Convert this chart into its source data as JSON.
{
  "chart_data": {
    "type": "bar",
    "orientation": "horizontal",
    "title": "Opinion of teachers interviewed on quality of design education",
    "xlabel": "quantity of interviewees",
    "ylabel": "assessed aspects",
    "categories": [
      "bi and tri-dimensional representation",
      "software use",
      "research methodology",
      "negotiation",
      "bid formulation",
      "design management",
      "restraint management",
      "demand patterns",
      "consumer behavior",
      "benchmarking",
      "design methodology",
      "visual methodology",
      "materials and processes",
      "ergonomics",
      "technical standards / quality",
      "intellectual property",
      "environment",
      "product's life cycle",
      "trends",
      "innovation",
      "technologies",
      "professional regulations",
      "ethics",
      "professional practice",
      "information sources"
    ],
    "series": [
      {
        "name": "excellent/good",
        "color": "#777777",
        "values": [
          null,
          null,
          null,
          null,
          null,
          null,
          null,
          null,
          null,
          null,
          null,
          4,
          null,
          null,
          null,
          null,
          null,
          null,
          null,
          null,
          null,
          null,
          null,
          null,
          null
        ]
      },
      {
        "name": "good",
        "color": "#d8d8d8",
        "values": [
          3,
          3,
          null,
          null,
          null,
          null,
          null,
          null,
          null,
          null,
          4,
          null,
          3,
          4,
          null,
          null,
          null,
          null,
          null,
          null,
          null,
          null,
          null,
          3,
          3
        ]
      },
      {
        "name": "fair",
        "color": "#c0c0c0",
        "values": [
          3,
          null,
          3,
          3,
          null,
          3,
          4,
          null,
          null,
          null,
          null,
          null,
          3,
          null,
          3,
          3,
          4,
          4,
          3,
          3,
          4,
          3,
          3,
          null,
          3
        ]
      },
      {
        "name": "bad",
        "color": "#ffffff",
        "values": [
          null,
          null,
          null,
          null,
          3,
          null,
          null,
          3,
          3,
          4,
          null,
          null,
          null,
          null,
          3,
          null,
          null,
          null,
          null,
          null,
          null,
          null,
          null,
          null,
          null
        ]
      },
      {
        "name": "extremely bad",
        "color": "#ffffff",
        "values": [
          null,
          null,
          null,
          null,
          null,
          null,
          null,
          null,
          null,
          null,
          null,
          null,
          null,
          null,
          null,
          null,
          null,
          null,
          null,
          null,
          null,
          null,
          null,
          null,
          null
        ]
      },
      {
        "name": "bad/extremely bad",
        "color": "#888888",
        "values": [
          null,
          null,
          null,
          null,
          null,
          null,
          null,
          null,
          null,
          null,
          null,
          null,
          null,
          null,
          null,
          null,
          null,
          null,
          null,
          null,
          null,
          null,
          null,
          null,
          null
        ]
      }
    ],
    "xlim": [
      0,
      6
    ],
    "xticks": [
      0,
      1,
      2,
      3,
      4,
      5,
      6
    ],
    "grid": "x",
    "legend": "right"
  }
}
------------------------------
◆ AIM: Determine the number of lines in the records that include the string "management", and respond with that number only.

◆ CORRECT OUTPUT: 2